- Short exercise A -
Can you set down the passage of the Java NIO thread between "Client sends a" and "to client ram)", inclusive, word for word?

○ ○ ○

Java NIO based scalable non blocking TCP client server design: recommend way to send large response back to client

Question

I am trying to implement a highly scalable server in java for the following usecase

Client sends a request to server in a form of COMMAND PARAM
Server can send a varying size response, from a few characters (10 bytes) to large text data (of size 6-8gb, equivalent to client ram)

What should be the appropriate way to send response in these scenarios. I need to support multiple concurrent clients. Can some one point me to a reference/sample implementation?

At some point you need to just write the data to the stream. But you need to explain what you mean by "non-blocking TCP client server design". Not blocking what? Client side? Server side? Threads? What kind of server is this? HTTP? Raw TCP? What kind of scalability? Bear in mind that a single server solution is by definition not scalable. — Stephen C, Dec 02 '20 at 02:01
A request for a sample / reference implementation is off-topic. (If one exists, you should be able to find it using Google, etc.) — Stephen C, Dec 02 '20 at 02:02
@Stephen, This in in context of row TCP enabled server design for single node. what i mean by scalability is - design needs to support multiple concurrent clients may be 100s or 1000s depending on server resources. — ankit Soni, Dec 02 '20 at 04:27
You should put all of the relevant details into your Question. Use the edit button. — Stephen C, Dec 02 '20 at 04:34

rzwitserloot · Answer 1 · 2020-12-02T12:54:07.900

There are many existing solutions that use NIO under the hood, such as Netty and frameworks like Grizzly. They are borderline rocket science. Getting NIO right is extremely complicated. Use those frameworks.

○ ○ ○

- Short exercise B -
In the records, what do the lines between the one holding "516, 542, 528)" and the one holding "caret-right-icon[interactable]: ▸ (53, 622, 57, 628)", inclusive, read like with "Bright Smile DDS" substituted for "Clean Teeth DDS" and nothing else changed? Give only those lines.

○ ○ ○

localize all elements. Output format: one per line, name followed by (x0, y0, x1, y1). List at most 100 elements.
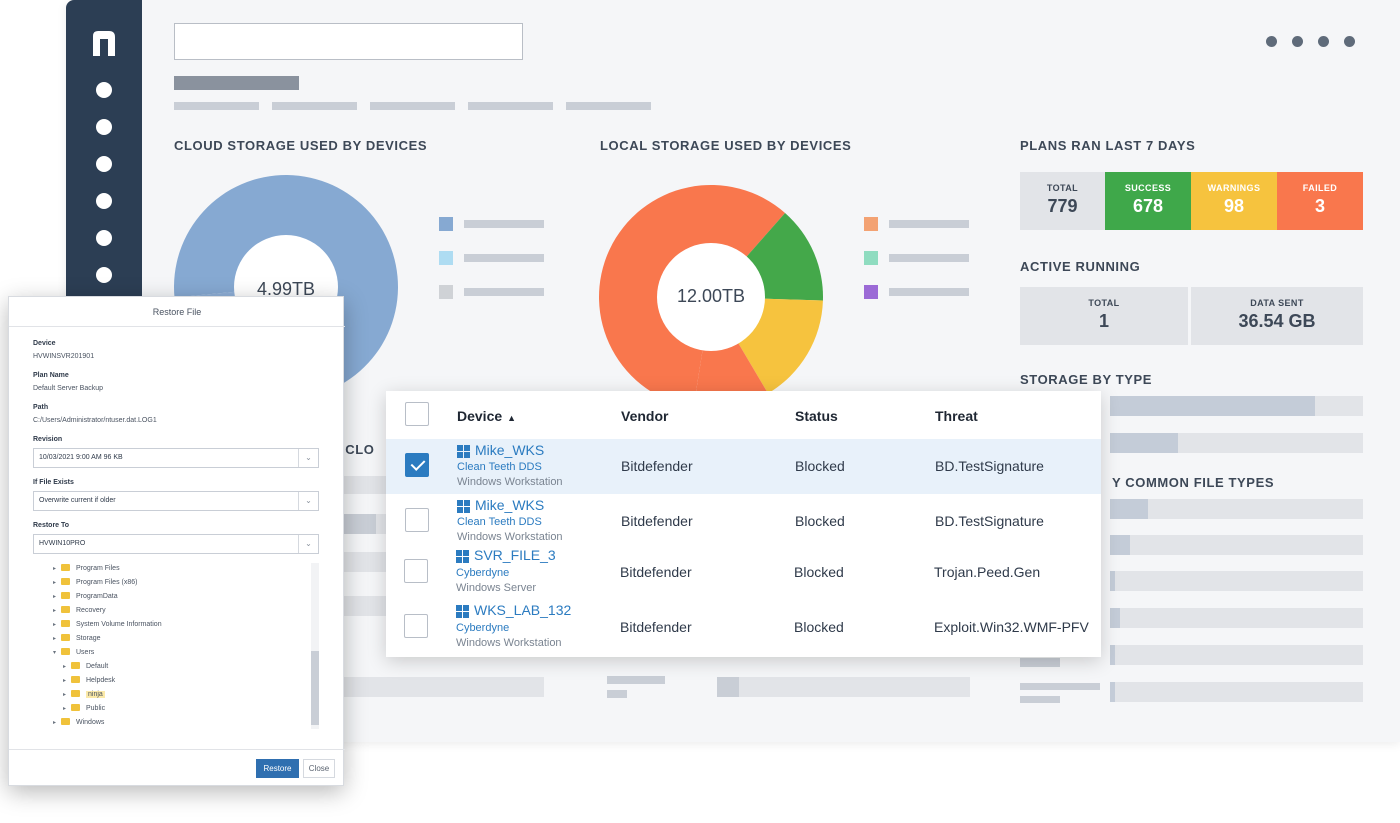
device-org-link[interactable]: Clean Teeth DDS (457, 516, 542, 528)
close-button[interactable]: Close (303, 759, 335, 778)
tab-placeholder-5[interactable] (566, 102, 651, 110)
caret-right-icon[interactable]: ▸ (53, 622, 57, 628)
tree-item-label: Storage (76, 635, 101, 642)
table-row[interactable]: WKS_LAB_132 Cyberdyne Windows Workstatio… (386, 600, 1101, 655)
tree-scrollbar-thumb[interactable] (311, 651, 319, 725)
status-column-header[interactable]: Status (795, 408, 838, 424)
vendor-column-header[interactable]: Vendor (621, 408, 669, 424)
caret-right-icon[interactable]: ▸ (53, 594, 57, 600)
tree-item[interactable]: ▸ Windows (53, 717, 104, 728)
tree-item[interactable]: ▸ ProgramData (53, 591, 118, 602)
device-name-link[interactable]: SVR_FILE_3 (474, 547, 556, 563)
if-file-exists-select[interactable]: Overwrite current if older ⌄ (33, 491, 319, 511)
revision-select[interactable]: 10/03/2021 9:00 AM 96 KB ⌄ (33, 448, 319, 468)
tree-item[interactable]: ▸ System Volume Information (53, 619, 162, 630)
device-name-link[interactable]: WKS_LAB_132 (474, 602, 572, 618)
nav-item-4[interactable] (96, 193, 112, 209)
tree-item[interactable]: ▸ Recovery (53, 605, 106, 616)
storage-type-bar-1 (1110, 396, 1363, 416)
table-row[interactable]: Mike_WKS Clean Teeth DDS Windows Worksta… (386, 494, 1101, 549)
device-org-link[interactable]: Cyberdyne (456, 567, 510, 579)
caret-right-icon[interactable]: ▸ (53, 566, 57, 572)
file-type-bar-4-fill (1110, 608, 1121, 628)
device-type: Windows Workstation (456, 637, 562, 649)
tree-item[interactable]: ▸ Program Files (53, 563, 120, 574)
row-checkbox[interactable] (404, 559, 428, 583)
file-type-label-placeholder-2 (1020, 683, 1100, 690)
storage-by-type-title: STORAGE BY TYPE (1020, 372, 1153, 387)
tree-scrollbar[interactable] (311, 563, 319, 729)
tree-item[interactable]: ▸ ninja (63, 689, 105, 700)
dialog-title: Restore File (9, 297, 345, 327)
tree-item[interactable]: ▾ Users (53, 647, 94, 658)
plans-success-value: 678 (1132, 196, 1164, 216)
tree-item-label: Windows (76, 719, 105, 726)
local-legend-label-3 (889, 288, 969, 296)
storage-type-bar-2 (1110, 433, 1363, 453)
device-name-link[interactable]: Mike_WKS (475, 497, 545, 513)
table-row[interactable]: SVR_FILE_3 Cyberdyne Windows Server Bitd… (386, 545, 1101, 600)
local-storage-title: LOCAL STORAGE USED BY DEVICES (600, 138, 852, 153)
tab-placeholder-4[interactable] (468, 102, 553, 110)
cloud-legend-swatch-2 (439, 251, 453, 265)
device-org-link[interactable]: Clean Teeth DDS (457, 461, 542, 473)
more-menu-icon[interactable] (1266, 36, 1355, 47)
status-cell: Blocked (795, 458, 845, 474)
caret-right-icon[interactable]: ▸ (63, 706, 67, 712)
table-row[interactable]: Mike_WKS Clean Teeth DDS Windows Worksta… (386, 439, 1101, 494)
nav-item-1[interactable] (96, 82, 112, 98)
status-cell: Blocked (794, 619, 844, 635)
partial-bar-6 (717, 677, 970, 697)
search-input[interactable] (174, 23, 523, 60)
device-org-link[interactable]: Cyberdyne (456, 622, 510, 634)
ninja-logo[interactable] (90, 28, 118, 58)
file-type-label-placeholder-3 (1020, 696, 1060, 703)
tab-placeholder-1[interactable] (174, 102, 259, 110)
tab-placeholder-3[interactable] (370, 102, 455, 110)
caret-right-icon[interactable]: ▸ (63, 692, 67, 698)
row-checkbox[interactable] (404, 614, 428, 638)
restore-button[interactable]: Restore (256, 759, 299, 778)
tree-item-label: System Volume Information (76, 621, 162, 628)
active-data-sent-box: DATA SENT 36.54 GB (1191, 287, 1363, 345)
threat-column-header[interactable]: Threat (935, 408, 978, 424)
caret-right-icon[interactable]: ▸ (63, 678, 67, 684)
cloud-legend-label-3 (464, 288, 544, 296)
folder-icon (61, 578, 70, 585)
row-checkbox[interactable] (405, 508, 429, 532)
caret-right-icon[interactable]: ▸ (53, 636, 57, 642)
caret-right-icon[interactable]: ▸ (63, 664, 67, 670)
select-all-checkbox[interactable] (405, 402, 429, 426)
device-column-header[interactable]: Device ▲ (457, 408, 516, 424)
partial-bar-5 (344, 677, 544, 697)
nav-item-3[interactable] (96, 156, 112, 172)
caret-down-icon[interactable]: ▾ (53, 650, 57, 656)
if-file-exists-value: Overwrite current if older (39, 497, 116, 504)
caret-right-icon[interactable]: ▸ (53, 720, 57, 726)
dialog-footer-divider (9, 749, 345, 750)
folder-tree: ▸ Program Files ▸ Program Files (x86) ▸ Progr… (33, 563, 319, 731)
nav-item-5[interactable] (96, 230, 112, 246)
device-name-link[interactable]: Mike_WKS (475, 442, 545, 458)
tree-item[interactable]: ▸ Helpdesk (63, 675, 115, 686)
restore-to-value: HVWIN10PRO (39, 540, 86, 547)
tree-item[interactable]: ▸ Public (63, 703, 105, 714)
caret-right-icon[interactable]: ▸ (53, 580, 57, 586)
nav-item-2[interactable] (96, 119, 112, 135)
folder-icon (71, 704, 80, 711)
threats-table: Device ▲ Vendor Status Threat Mike_WKS Cl… (386, 391, 1101, 657)
folder-icon (71, 676, 80, 683)
tree-item[interactable]: ▸ Default (63, 661, 108, 672)
restore-to-select[interactable]: HVWIN10PRO ⌄ (33, 534, 319, 554)
nav-item-6[interactable] (96, 267, 112, 283)
tree-item[interactable]: ▸ Storage (53, 633, 101, 644)
row-checkbox[interactable] (405, 453, 429, 477)
partial-label-2 (607, 690, 627, 698)
tree-item[interactable]: ▸ Program Files (x86) (53, 577, 137, 588)
vendor-cell: Bitdefender (621, 513, 693, 529)
device-type: Windows Workstation (457, 531, 563, 543)
tab-placeholder-2[interactable] (272, 102, 357, 110)
folder-icon (71, 662, 80, 669)
path-label: Path (33, 404, 49, 411)
caret-right-icon[interactable]: ▸ (53, 608, 57, 614)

○ ○ ○

- Output A -
Client sends a request to server in a form of COMMAND PARAM
Server can send a varying size response, from a few characters (10 bytes) to large text data (of size 6-8gb, equivalent to client ram)

- Output B -
device-org-link[interactable]: Bright Smile DDS (457, 516, 542, 528)
close-button[interactable]: Close (303, 759, 335, 778)
tab-placeholder-5[interactable] (566, 102, 651, 110)
caret-right-icon[interactable]: ▸ (53, 622, 57, 628)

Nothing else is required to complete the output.